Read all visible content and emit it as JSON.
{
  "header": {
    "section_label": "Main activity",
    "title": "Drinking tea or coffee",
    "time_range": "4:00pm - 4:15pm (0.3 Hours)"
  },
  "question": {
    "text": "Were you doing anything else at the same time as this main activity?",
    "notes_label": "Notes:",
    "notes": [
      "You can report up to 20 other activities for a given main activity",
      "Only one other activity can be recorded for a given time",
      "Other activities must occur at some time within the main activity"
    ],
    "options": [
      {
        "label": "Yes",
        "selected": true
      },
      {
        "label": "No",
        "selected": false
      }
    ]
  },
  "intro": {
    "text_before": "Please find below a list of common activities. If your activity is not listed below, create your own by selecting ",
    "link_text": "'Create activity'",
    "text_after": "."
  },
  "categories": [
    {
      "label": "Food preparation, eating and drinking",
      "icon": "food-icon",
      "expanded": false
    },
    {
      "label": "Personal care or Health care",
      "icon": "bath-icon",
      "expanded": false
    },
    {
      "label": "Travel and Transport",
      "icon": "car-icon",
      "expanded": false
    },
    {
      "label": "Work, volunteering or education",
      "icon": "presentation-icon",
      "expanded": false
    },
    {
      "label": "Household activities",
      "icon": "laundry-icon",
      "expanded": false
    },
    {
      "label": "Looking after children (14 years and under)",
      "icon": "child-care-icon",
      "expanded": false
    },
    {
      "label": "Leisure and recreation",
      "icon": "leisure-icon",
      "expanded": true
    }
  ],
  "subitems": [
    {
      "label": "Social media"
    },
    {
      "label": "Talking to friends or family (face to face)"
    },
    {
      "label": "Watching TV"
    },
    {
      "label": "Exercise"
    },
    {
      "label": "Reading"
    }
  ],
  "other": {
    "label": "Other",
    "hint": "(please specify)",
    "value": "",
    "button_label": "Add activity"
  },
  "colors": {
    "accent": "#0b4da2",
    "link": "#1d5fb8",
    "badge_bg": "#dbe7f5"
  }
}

-=-=-

• **Request**:
Go through the records and print each one exactly.

• **Output below**:
Read all visible content and emit it as JSON.
{
  "header": {
    "section_label": "Main activity",
    "title": "Drinking tea or coffee",
    "time_range": "4:00pm - 4:15pm (0.3 Hours)"
  },
  "question": {
    "text": "Were you doing anything else at the same time as this main activity?",
    "notes_label": "Notes:",
    "notes": [
      "You can report up to 20 other activities for a given main activity",
      "Only one other activity can be recorded for a given time",
      "Other activities must occur at some time within the main activity"
    ],
    "options": [
      {
        "label": "Yes",
        "selected": true
      },
      {
        "label": "No",
        "selected": false
      }
    ]
  },
  "intro": {
    "text_before": "Please find below a list of common activities. If your activity is not listed below, create your own by selecting ",
    "link_text": "'Create activity'",
    "text_after": "."
  },
  "categories": [
    {
      "label": "Food preparation, eating and drinking",
      "icon": "food-icon",
      "expanded": false
    },
    {
      "label": "Personal care or Health care",
      "icon": "bath-icon",
      "expanded": false
    },
    {
      "label": "Travel and Transport",
      "icon": "car-icon",
      "expanded": false
    },
    {
      "label": "Work, volunteering or education",
      "icon": "presentation-icon",
      "expanded": false
    },
    {
      "label": "Household activities",
      "icon": "laundry-icon",
      "expanded": false
    },
    {
      "label": "Looking after children (14 years and under)",
      "icon": "child-care-icon",
      "expanded": false
    },
    {
      "label": "Leisure and recreation",
      "icon": "leisure-icon",
      "expanded": true
    }
  ],
  "subitems": [
    {
      "label": "Social media"
    },
    {
      "label": "Talking to friends or family (face to face)"
    },
    {
      "label": "Watching TV"
    },
    {
      "label": "Exercise"
    },
    {
      "label": "Reading"
    }
  ],
  "other": {
    "label": "Other",
    "hint": "(please specify)",
    "value": "",
    "button_label": "Add activity"
  },
  "colors": {
    "accent": "#0b4da2",
    "link": "#1d5fb8",
    "badge_bg": "#dbe7f5"
  }
}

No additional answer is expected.